* _What is being asked_:
Gather all lines with the word "Лавриш" in them.

* _Records supplied_:
^^^^^^^^
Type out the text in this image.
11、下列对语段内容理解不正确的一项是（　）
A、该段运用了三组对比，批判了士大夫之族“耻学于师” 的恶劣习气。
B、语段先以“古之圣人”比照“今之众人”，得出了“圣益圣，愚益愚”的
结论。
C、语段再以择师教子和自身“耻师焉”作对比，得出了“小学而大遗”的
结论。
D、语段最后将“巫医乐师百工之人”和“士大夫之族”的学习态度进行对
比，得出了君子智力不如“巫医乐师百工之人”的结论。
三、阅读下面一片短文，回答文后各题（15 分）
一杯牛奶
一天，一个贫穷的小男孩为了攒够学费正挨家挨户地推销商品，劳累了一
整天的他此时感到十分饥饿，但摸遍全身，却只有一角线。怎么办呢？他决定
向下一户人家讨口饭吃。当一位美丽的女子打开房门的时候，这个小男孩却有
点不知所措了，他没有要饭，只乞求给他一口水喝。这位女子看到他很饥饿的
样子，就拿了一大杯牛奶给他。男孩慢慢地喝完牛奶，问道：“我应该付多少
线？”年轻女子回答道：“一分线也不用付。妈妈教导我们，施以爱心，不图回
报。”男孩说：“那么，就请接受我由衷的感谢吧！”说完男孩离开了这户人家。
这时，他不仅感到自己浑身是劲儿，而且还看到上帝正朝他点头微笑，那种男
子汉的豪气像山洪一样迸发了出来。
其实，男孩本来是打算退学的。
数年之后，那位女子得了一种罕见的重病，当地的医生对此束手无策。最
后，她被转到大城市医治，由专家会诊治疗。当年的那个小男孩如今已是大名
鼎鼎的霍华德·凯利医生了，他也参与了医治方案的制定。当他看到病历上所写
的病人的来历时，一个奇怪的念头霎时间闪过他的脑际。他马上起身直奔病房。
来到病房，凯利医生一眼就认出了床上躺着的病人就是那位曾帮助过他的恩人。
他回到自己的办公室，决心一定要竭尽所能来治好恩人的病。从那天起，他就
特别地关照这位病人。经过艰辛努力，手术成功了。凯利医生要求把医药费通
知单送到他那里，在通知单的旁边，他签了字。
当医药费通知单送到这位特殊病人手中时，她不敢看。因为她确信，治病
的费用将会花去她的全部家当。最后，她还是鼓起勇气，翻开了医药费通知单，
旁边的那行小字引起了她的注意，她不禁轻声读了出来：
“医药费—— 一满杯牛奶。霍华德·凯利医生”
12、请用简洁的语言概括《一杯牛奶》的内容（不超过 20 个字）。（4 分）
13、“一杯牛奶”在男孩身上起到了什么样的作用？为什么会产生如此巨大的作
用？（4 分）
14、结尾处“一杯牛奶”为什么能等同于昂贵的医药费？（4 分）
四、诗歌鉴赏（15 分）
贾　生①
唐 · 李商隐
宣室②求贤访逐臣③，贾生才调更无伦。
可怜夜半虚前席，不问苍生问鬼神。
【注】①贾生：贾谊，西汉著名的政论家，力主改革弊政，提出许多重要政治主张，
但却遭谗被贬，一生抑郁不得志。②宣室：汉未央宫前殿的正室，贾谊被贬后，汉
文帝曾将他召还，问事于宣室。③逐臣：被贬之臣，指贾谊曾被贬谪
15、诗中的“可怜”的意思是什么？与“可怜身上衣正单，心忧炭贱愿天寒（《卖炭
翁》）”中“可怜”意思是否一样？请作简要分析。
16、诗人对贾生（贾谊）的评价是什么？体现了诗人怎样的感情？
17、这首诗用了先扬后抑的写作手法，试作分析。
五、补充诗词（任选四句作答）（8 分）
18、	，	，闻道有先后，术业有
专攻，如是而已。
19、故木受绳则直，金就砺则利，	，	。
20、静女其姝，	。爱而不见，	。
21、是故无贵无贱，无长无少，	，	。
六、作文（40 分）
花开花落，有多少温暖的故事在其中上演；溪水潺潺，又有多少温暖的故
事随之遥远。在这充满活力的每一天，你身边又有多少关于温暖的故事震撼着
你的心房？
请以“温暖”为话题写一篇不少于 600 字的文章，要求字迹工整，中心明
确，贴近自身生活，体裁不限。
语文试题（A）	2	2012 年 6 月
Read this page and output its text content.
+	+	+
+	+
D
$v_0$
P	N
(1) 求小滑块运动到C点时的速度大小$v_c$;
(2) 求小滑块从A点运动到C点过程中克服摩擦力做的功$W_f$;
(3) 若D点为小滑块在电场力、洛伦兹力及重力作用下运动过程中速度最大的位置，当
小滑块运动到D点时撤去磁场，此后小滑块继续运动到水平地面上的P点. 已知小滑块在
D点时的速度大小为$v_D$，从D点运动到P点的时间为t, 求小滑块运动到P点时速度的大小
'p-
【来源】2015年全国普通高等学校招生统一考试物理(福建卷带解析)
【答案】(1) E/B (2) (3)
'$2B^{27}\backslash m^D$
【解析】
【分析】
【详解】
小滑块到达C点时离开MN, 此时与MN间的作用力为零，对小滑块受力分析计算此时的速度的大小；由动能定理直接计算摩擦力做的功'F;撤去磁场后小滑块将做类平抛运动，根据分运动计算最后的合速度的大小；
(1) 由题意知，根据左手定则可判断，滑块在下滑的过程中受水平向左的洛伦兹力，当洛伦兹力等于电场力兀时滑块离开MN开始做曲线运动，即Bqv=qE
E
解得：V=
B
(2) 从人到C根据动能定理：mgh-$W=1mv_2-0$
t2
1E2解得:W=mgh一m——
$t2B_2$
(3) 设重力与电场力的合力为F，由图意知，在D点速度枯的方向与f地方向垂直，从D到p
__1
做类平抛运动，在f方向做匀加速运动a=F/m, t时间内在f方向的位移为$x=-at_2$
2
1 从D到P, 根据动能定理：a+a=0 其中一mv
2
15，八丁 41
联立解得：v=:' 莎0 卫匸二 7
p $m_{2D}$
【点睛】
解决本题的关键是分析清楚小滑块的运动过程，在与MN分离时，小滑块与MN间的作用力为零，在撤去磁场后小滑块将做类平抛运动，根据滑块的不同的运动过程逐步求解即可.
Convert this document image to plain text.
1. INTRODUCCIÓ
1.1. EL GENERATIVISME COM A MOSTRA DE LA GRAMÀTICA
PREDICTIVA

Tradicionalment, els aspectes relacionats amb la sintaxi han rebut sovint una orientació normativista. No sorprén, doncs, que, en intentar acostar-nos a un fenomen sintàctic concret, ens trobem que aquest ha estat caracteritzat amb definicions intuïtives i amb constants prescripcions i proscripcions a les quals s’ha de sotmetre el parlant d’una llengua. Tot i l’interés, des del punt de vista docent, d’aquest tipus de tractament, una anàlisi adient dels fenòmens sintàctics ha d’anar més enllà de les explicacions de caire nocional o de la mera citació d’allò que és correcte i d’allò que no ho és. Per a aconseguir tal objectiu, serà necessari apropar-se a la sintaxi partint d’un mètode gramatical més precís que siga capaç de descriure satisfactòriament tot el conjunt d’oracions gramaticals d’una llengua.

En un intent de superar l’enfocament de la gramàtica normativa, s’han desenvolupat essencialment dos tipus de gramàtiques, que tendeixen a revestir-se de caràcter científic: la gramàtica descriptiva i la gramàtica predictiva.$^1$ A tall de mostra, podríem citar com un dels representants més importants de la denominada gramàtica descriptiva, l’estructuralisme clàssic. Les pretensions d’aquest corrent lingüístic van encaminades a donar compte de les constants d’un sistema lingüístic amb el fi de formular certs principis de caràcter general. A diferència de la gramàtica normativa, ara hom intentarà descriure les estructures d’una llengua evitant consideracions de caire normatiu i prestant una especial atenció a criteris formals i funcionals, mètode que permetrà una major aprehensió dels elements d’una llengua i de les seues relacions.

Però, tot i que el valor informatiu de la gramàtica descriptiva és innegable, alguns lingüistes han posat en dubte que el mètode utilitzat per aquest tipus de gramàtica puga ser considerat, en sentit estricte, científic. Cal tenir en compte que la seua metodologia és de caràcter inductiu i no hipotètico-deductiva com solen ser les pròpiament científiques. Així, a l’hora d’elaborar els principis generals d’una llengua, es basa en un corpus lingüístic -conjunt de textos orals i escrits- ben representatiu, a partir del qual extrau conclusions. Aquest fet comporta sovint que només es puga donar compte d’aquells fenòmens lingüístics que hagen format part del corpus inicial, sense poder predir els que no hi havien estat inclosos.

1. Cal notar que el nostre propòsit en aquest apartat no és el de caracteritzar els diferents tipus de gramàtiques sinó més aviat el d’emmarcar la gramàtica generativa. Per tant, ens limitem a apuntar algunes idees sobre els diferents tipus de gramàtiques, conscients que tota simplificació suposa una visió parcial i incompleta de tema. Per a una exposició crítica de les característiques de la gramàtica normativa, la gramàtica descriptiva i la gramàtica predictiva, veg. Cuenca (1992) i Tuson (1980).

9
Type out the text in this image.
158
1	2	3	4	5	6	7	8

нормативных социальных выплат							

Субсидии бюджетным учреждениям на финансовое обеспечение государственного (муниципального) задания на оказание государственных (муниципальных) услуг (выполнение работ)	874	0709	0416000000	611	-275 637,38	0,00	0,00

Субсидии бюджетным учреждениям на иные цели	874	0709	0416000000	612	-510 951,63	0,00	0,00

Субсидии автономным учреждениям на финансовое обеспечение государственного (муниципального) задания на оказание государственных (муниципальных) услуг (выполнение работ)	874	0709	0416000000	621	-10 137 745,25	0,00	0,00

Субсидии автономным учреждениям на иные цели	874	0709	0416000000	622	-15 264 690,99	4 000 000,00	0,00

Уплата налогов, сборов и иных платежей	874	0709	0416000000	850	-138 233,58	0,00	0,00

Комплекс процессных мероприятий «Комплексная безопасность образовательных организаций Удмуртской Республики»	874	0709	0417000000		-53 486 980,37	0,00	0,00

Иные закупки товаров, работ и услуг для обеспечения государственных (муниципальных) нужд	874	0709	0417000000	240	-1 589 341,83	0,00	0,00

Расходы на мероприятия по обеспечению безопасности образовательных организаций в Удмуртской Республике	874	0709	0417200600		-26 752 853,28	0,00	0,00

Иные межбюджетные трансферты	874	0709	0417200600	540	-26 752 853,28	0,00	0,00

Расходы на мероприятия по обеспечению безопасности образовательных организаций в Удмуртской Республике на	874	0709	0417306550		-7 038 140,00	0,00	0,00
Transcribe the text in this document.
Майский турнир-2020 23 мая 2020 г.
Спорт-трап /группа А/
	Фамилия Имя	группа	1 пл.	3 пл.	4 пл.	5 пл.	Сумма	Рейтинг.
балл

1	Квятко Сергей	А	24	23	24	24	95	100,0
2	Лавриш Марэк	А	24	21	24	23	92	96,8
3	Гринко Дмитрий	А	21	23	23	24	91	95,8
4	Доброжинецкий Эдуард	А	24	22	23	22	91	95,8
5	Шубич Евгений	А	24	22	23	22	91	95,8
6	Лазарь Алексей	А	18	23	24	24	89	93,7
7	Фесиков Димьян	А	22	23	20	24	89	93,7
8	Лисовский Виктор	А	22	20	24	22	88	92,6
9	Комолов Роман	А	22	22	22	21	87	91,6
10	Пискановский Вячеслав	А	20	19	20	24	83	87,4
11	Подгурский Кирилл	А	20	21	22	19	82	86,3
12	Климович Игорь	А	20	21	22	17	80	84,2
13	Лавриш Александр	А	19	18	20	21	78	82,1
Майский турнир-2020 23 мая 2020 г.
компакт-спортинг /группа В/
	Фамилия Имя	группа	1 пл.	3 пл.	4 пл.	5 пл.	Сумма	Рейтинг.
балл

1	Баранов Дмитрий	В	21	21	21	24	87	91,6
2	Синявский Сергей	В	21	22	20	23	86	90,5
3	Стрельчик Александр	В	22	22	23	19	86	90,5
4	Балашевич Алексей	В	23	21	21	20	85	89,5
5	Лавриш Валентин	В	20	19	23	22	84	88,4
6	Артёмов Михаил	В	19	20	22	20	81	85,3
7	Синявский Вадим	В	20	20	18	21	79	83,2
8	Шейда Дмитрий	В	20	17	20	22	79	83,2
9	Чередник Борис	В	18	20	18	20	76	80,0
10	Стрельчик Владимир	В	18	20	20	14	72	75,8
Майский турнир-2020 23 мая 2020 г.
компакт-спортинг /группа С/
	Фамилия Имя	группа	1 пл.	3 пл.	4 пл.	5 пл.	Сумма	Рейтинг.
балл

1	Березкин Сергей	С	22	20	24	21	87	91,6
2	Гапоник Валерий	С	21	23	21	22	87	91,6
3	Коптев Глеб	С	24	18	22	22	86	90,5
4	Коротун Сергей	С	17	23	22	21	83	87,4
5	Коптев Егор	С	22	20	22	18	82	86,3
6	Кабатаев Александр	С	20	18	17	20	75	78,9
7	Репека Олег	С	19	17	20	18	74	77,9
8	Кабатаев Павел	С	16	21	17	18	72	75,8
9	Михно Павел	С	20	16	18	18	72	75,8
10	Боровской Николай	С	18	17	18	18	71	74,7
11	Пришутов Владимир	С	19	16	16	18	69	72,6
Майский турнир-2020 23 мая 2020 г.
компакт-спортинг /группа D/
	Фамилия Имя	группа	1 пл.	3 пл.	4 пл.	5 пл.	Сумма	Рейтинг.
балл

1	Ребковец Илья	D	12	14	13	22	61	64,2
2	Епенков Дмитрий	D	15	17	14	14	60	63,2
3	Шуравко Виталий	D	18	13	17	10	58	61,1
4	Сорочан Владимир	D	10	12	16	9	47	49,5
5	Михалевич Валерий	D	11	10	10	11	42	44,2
^^^^^^^^
* _Solution for this exercise_:
2	Лавриш Марэк	А	24	21	24	23	92	96,8
13	Лавриш Александр	А	19	18	20	21	78	82,1
5	Лавриш Валентин	В	20	19	23	22	84	88,4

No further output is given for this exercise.